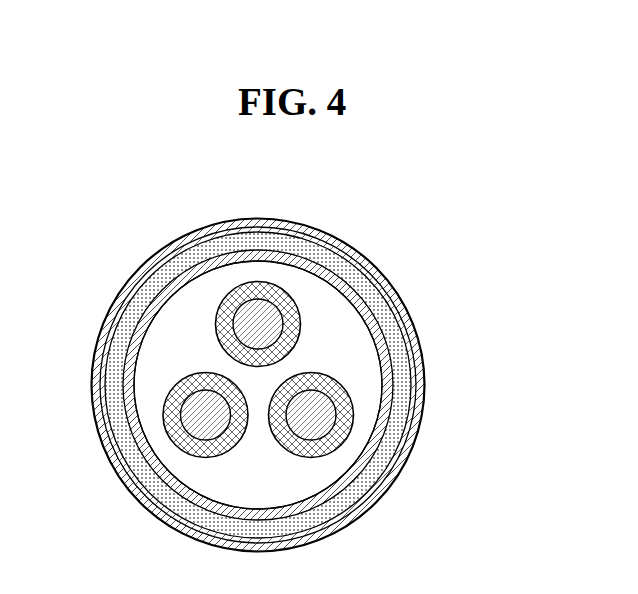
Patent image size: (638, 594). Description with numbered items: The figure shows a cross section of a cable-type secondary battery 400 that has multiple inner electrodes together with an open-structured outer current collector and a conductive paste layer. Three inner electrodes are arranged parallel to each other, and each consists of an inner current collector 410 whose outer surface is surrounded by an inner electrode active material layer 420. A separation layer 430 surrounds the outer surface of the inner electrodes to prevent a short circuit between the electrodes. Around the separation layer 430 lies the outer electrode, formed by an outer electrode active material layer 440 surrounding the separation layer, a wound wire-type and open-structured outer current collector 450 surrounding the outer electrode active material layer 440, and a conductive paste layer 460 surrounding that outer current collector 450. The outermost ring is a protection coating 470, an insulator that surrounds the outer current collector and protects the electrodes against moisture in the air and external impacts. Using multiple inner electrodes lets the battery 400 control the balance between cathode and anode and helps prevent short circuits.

The cable-type secondary battery 400 is at (410, 218).
The inner current collector 410 is at (250, 316).
The inner electrode active material layer 420 is at (259, 290).
The separation layer 430 is at (355, 326).
The outer electrode active material layer 440 is at (380, 337).
The wound wire-type and open-structured outer current collector 450 is at (396, 356).
The conductive paste layer 460 is at (413, 381).
The protection coating 470 is at (418, 413).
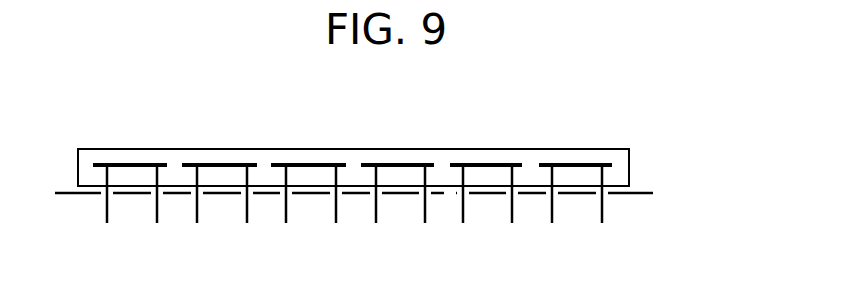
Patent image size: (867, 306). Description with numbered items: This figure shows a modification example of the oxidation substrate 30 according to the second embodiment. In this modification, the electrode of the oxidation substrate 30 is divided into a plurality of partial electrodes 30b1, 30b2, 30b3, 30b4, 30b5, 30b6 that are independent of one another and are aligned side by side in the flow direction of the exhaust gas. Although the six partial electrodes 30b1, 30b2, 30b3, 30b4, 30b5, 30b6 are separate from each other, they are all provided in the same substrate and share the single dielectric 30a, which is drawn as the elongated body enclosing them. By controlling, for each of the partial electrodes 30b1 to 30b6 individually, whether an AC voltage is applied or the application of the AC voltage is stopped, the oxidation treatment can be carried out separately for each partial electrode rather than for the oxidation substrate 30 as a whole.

The oxidation substrate 30 is at (590, 95).
The dielectric 30a is at (95, 149).
The partial electrode 30b1 is at (136, 164).
The partial electrode 30b2 is at (223, 165).
The partial electrode 30b3 is at (318, 165).
The partial electrode 30b4 is at (408, 165).
The partial electrode 30b5 is at (488, 165).
The partial electrode 30b6 is at (582, 165).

----

Pick out every line in the records above that contains the string "material" and copy each such line in full.

# [Correct output]
Patent image size: (638, 594). Description with numbered items: The figure shows a cross section of a cable-type secondary battery 400 that has multiple inner electrodes together with an open-structured outer current collector and a conductive paste layer. Three inner electrodes are arranged parallel to each other, and each consists of an inner current collector 410 whose outer surface is surrounded by an inner electrode active material layer 420. A separation layer 430 surrounds the outer surface of the inner electrodes to prevent a short circuit between the electrodes. Around the separation layer 430 lies the outer electrode, formed by an outer electrode active material layer 440 surrounding the separation layer, a wound wire-type and open-structured outer current collector 450 surrounding the outer electrode active material layer 440, and a conductive paste layer 460 surrounding that outer current collector 450. The outermost ring is a protection coating 470, an insulator that surrounds the outer current collector and protects the electrodes against moisture in the air and external impacts. Using multiple inner electrodes lets the battery 400 control the balance between cathode and anode and helps prevent short circuits.
The inner electrode active material layer 420 is at (259, 290).
The outer electrode active material layer 440 is at (380, 337).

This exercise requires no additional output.